ACTIONS TO TAKE
a: In the write-up on the film The General, whose memoir was the story adapted from?
b: Continue the write-up on the film The General from where it stops.

The General is a 1926 American silent comedy film released by United Artists. It was inspired by the Great Locomotive Chase, a true story of an event that occurred during the American Civil War. The story was adapted from the memoir The Great Locomotive Chase by William Pittenger. 

Plot

When Union spies steal an engineer's beloved locomotive, he pursues it single-handedly and straight through enemy lines.

Why It Rocks

  1. Buster Keaton does a phenomenal performance as Johnny. His face and character is ideal for this type of comedy.  He is charismatic and often ignorant of what is going on around him, leading to plenty of laughs.
  2. There are countless train related jokes. The first one comes right at the beginning, when we see Johnny being followed by two kids and a woman, in a line much like a train.
  3. The movement and maneuvering of the trains is beautiful with the stunt work being an incredible accomplishment.
  4. The finale is a highlight of the film. To top off an comedic over-the-top film, is with explosions and destruction.

Spatial layout data
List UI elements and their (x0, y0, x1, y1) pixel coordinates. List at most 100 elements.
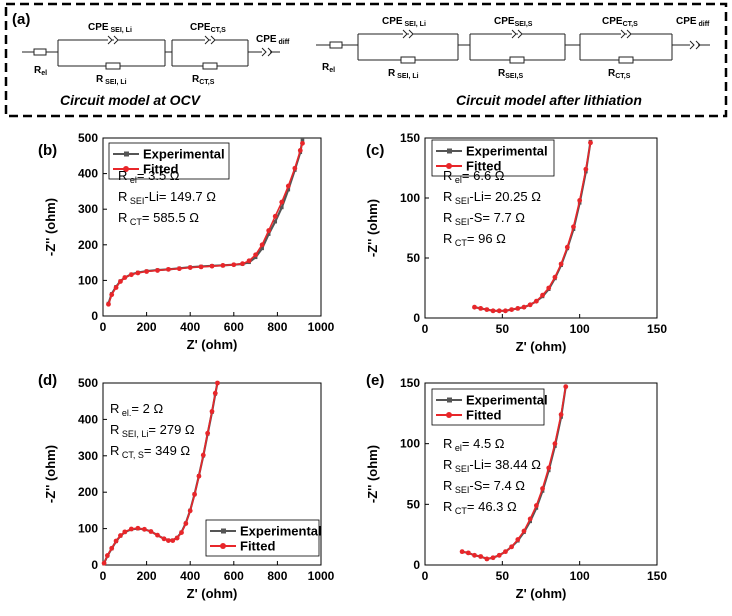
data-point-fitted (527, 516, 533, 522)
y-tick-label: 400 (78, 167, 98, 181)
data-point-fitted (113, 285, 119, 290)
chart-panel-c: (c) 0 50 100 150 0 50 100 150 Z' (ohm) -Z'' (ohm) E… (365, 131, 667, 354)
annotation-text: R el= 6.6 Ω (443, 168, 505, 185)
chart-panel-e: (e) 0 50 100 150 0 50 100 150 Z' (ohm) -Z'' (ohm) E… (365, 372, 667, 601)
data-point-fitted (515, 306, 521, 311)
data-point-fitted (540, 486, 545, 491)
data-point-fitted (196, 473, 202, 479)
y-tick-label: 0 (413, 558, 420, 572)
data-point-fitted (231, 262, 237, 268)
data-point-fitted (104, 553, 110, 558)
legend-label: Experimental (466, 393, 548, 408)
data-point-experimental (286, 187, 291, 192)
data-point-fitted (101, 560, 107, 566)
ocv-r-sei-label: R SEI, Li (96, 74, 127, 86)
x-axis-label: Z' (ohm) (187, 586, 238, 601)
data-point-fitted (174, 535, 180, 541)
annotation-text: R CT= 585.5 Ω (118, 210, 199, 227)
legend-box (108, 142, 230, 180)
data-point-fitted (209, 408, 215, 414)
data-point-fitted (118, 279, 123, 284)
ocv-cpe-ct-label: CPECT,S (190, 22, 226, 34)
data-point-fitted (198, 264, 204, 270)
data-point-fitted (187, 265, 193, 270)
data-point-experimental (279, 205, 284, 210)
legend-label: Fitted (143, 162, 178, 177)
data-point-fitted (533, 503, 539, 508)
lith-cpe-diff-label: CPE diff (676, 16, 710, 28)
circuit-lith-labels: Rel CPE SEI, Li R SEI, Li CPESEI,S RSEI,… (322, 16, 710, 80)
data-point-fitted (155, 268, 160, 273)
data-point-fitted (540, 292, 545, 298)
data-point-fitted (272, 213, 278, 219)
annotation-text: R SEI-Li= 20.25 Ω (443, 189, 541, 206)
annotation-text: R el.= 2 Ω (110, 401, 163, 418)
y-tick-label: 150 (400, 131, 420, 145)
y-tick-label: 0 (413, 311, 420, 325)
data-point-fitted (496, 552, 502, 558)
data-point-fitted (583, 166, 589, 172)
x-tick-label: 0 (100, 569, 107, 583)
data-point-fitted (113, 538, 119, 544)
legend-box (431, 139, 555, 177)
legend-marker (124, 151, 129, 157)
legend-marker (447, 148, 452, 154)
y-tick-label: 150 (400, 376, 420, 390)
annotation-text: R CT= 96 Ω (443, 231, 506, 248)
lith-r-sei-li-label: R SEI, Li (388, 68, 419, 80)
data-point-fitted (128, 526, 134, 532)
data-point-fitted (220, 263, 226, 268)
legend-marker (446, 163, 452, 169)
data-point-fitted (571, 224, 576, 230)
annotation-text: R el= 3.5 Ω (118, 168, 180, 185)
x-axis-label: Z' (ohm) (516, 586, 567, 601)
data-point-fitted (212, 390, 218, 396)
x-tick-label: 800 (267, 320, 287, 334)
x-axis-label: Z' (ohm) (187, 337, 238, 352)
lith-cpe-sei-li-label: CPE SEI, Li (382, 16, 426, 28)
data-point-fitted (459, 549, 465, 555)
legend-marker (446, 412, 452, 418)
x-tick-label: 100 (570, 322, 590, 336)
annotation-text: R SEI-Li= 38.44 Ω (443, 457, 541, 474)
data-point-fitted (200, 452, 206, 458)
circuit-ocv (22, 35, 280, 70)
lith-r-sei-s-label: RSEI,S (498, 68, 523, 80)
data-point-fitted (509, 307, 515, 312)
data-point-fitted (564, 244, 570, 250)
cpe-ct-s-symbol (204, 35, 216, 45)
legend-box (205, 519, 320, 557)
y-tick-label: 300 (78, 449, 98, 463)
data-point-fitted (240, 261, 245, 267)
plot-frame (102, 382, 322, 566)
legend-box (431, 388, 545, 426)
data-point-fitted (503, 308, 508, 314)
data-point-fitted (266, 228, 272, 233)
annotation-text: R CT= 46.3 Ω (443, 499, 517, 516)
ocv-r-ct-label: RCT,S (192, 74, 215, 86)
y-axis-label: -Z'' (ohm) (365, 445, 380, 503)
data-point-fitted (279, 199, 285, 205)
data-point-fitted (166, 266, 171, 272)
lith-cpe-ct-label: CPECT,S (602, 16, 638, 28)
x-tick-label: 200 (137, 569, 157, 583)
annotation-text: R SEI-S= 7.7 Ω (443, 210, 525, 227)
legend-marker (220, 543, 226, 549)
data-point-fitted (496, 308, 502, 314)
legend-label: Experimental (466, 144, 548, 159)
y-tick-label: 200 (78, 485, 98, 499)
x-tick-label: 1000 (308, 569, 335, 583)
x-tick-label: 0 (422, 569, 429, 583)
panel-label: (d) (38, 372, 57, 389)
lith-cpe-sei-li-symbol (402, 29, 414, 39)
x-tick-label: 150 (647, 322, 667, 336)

TASK ANSWERS
a: William Pittenger's memoir The Great Locomotive Chase.

b:
  5. Co-director and star Buster insisted on using historically accurate narrow-gauge railroad tracks, which he found, along with appropriate landscapes, near the sleepy town of Cottage Grove, Oregon.
  6. A good number of the gags, like the box-car that keeps appearing and disappearing as it switches tracks, have a long build-up for a relatively modest payoff.
  7. Great stunts personally performed by Buster Keaton (also the star, director, and writer) while being set in a pre-CGI world.
  8. Comic logic is important to the film. In no other movie do hyperbolic slapstick gags seem so plausible and inevitable except in this one.